Material supplied:
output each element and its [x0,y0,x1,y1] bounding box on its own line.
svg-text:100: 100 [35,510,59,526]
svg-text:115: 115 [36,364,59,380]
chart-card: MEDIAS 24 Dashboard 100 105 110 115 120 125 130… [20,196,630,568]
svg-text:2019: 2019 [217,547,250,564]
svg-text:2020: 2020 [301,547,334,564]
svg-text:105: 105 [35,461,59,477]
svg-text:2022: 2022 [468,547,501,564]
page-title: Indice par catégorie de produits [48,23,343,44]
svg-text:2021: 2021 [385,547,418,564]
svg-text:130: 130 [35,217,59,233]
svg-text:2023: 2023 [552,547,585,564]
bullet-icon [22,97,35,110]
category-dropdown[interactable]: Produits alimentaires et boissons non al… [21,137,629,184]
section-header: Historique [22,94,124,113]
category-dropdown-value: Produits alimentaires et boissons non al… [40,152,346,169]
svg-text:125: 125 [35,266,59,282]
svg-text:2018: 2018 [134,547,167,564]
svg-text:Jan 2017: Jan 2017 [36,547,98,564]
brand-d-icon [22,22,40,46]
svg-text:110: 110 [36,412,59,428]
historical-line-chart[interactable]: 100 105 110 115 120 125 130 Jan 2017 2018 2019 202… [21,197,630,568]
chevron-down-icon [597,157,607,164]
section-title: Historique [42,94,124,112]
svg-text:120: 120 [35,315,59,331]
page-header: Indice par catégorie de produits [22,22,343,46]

Problem to work on: Print the listing above again, every line unchanged and in the same order.

Task solution:
output each element and its [x0,y0,x1,y1] bounding box on its own line.
svg-text:100: 100 [35,510,59,526]
svg-text:115: 115 [36,364,59,380]
chart-card: MEDIAS 24 Dashboard 100 105 110 115 120 125 130… [20,196,630,568]
svg-text:2019: 2019 [217,547,250,564]
svg-text:2020: 2020 [301,547,334,564]
svg-text:105: 105 [35,461,59,477]
svg-text:2022: 2022 [468,547,501,564]
page-title: Indice par catégorie de produits [48,23,343,44]
svg-text:2021: 2021 [385,547,418,564]
svg-text:130: 130 [35,217,59,233]
svg-text:2023: 2023 [552,547,585,564]
bullet-icon [22,97,35,110]
category-dropdown[interactable]: Produits alimentaires et boissons non al… [21,137,629,184]
section-header: Historique [22,94,124,113]
category-dropdown-value: Produits alimentaires et boissons non al… [40,152,346,169]
svg-text:125: 125 [35,266,59,282]
svg-text:2018: 2018 [134,547,167,564]
svg-text:Jan 2017: Jan 2017 [36,547,98,564]
brand-d-icon [22,22,40,46]
svg-text:110: 110 [36,412,59,428]
historical-line-chart[interactable]: 100 105 110 115 120 125 130 Jan 2017 2018 2019 202… [21,197,630,568]
chevron-down-icon [597,157,607,164]
section-title: Historique [42,94,124,112]
svg-text:120: 120 [35,315,59,331]
page-header: Indice par catégorie de produits [22,22,343,46]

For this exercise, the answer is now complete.